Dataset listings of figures

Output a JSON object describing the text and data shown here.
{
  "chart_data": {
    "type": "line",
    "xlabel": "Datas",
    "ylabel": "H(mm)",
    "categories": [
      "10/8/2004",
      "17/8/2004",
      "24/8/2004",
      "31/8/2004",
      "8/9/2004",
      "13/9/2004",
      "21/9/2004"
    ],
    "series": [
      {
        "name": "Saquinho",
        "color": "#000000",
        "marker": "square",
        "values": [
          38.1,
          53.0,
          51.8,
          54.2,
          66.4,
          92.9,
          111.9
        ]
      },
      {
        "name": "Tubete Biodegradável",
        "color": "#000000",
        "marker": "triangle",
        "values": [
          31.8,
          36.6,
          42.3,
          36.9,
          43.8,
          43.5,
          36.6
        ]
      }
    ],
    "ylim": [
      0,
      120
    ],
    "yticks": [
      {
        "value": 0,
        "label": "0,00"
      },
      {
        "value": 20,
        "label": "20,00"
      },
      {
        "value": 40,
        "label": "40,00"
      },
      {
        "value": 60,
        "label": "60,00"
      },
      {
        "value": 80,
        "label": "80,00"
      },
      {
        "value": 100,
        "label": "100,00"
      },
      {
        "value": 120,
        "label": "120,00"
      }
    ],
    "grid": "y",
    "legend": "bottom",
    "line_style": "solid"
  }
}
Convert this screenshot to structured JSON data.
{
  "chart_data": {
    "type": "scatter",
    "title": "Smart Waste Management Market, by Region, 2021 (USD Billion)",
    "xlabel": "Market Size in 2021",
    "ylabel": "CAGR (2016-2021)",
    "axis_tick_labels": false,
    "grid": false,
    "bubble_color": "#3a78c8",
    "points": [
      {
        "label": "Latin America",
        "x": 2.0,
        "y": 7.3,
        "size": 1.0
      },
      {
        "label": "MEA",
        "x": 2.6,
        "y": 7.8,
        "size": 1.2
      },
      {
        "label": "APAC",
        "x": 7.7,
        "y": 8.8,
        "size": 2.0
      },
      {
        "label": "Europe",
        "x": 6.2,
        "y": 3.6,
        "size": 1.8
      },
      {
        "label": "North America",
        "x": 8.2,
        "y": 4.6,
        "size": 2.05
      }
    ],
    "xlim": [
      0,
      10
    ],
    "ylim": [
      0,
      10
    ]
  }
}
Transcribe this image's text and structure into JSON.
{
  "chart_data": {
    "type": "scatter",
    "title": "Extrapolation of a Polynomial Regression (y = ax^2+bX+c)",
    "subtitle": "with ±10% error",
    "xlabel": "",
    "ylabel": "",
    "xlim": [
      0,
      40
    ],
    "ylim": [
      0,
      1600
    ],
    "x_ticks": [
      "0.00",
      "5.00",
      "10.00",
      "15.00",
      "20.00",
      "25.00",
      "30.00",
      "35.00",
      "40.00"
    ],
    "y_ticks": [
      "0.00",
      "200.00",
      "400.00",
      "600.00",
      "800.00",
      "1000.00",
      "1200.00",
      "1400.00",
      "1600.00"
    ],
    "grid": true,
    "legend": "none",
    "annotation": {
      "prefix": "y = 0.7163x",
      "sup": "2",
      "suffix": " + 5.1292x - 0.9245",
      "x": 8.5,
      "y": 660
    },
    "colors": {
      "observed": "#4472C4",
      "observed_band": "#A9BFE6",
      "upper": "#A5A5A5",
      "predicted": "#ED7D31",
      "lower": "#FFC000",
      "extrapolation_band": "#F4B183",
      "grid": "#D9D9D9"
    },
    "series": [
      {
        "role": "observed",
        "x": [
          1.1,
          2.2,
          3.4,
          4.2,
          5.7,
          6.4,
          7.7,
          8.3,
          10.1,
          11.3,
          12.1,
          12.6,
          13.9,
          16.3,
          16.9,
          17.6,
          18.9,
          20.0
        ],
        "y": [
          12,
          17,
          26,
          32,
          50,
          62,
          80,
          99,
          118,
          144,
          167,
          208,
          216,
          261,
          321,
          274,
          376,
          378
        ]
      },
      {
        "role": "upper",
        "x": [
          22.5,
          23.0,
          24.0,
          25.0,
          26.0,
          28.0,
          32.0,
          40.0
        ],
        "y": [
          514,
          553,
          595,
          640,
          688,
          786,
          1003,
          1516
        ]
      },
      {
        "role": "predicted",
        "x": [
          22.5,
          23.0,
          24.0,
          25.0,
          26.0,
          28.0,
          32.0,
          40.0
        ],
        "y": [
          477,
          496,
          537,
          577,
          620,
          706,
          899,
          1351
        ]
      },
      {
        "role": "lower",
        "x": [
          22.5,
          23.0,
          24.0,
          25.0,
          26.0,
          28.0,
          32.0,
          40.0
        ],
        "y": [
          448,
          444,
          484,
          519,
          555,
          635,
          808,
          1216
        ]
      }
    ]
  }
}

**Task description:** Please list every line of the records that contains "text".

**Complete output:**
Output a JSON object describing the text and data shown here.
Transcribe this image's text and structure into JSON.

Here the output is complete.